SET PROBLEM: Reproduce each line that includes the word "国培助力成长".

------------------------------------------------------------

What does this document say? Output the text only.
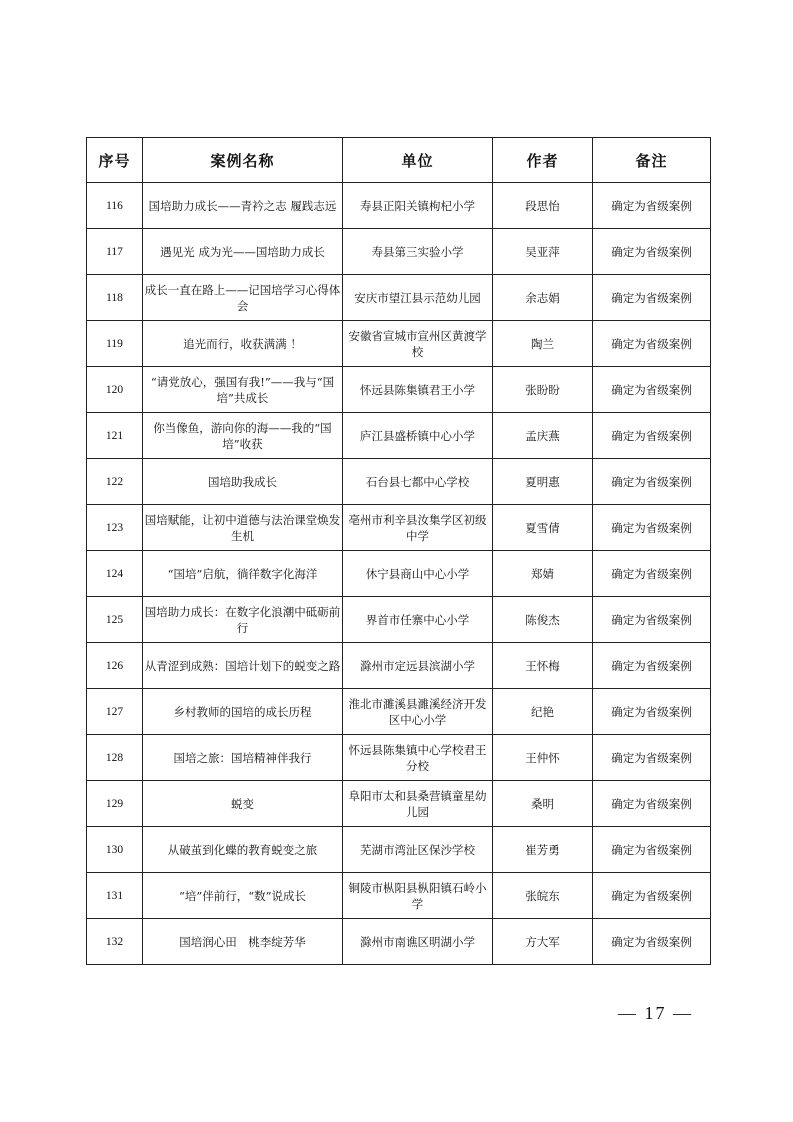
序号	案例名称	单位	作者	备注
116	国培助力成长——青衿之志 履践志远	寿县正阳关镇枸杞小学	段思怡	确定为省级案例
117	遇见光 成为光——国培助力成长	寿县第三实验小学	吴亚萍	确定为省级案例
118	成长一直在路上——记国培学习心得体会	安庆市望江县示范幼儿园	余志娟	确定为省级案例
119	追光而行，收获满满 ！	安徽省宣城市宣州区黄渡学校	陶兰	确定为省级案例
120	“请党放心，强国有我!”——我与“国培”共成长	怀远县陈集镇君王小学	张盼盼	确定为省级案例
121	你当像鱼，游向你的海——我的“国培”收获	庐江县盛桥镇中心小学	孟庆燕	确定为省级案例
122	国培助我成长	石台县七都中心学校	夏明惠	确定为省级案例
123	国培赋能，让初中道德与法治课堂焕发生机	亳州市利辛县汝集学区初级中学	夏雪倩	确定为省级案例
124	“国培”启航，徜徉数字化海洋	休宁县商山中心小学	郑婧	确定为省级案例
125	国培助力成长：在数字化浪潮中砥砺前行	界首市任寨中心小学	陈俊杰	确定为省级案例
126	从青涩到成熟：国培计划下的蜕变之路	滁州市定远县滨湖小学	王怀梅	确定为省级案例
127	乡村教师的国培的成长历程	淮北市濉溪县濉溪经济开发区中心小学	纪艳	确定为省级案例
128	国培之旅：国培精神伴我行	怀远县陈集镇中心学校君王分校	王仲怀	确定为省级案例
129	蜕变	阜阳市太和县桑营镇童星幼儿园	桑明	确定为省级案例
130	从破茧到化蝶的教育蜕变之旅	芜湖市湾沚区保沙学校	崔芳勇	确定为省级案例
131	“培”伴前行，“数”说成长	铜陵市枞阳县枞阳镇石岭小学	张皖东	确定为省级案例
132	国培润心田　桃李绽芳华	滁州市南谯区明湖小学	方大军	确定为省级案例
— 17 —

------------------------------------------------------------

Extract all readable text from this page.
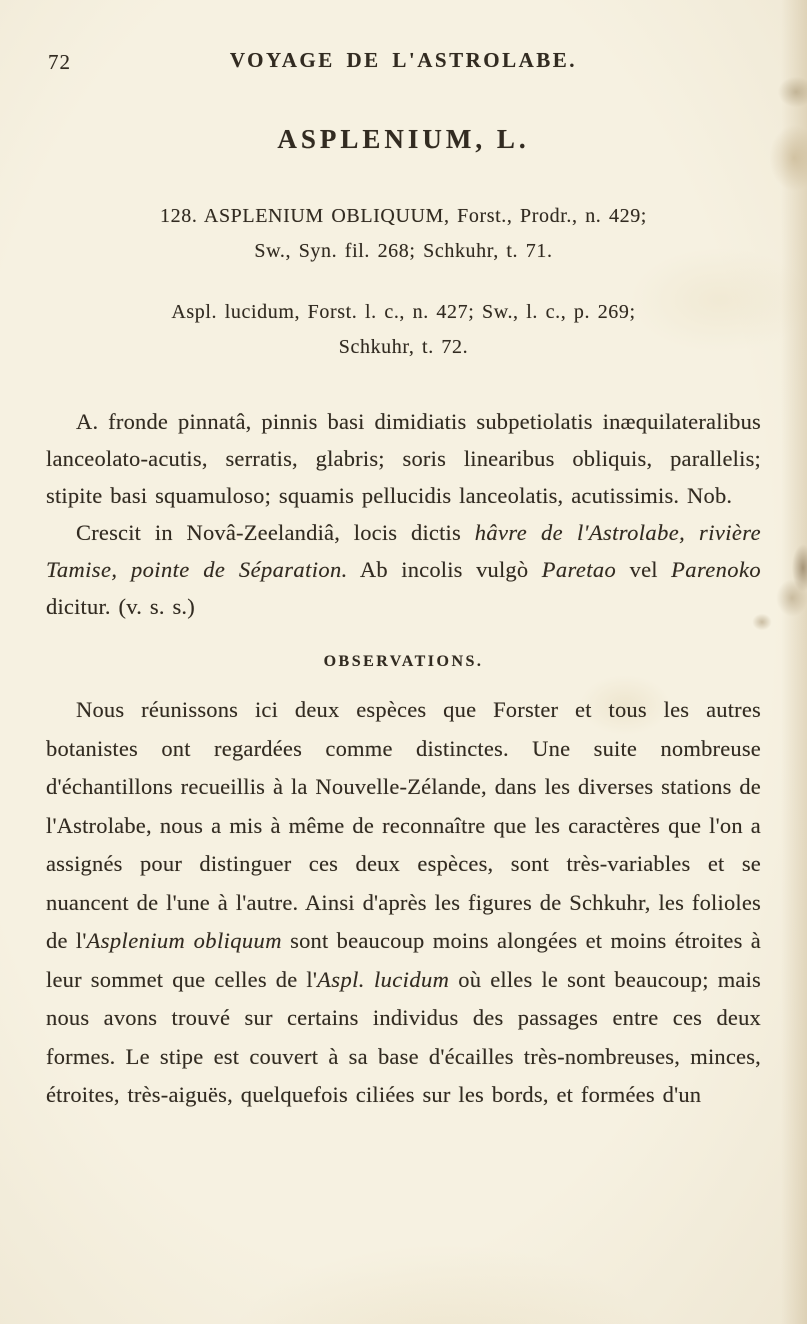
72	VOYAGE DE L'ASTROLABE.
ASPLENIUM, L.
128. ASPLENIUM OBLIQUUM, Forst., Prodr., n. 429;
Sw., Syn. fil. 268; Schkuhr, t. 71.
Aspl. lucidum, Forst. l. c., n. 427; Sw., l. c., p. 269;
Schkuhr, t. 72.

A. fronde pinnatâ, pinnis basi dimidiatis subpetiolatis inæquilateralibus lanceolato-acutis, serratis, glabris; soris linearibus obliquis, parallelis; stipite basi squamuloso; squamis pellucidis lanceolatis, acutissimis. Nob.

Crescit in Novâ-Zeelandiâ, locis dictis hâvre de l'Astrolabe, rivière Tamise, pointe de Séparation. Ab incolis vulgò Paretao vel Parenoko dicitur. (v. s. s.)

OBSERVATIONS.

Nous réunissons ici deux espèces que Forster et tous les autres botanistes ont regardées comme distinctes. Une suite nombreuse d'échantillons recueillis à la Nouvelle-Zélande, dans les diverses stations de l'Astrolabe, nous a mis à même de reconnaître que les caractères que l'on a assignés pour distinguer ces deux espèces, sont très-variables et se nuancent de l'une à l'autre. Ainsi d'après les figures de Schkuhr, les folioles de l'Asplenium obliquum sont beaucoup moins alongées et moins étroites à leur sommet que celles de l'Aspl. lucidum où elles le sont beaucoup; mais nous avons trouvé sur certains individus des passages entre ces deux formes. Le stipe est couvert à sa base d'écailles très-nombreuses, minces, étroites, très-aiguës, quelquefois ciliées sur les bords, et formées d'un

------------------------------------------------------------

WRITTEN SOLUTION:
116	国培助力成长——青衿之志 履践志远	寿县正阳关镇枸杞小学	段思怡	确定为省级案例
117	遇见光 成为光——国培助力成长	寿县第三实验小学	吴亚萍	确定为省级案例
125	国培助力成长：在数字化浪潮中砥砺前行	界首市任寨中心小学	陈俊杰	确定为省级案例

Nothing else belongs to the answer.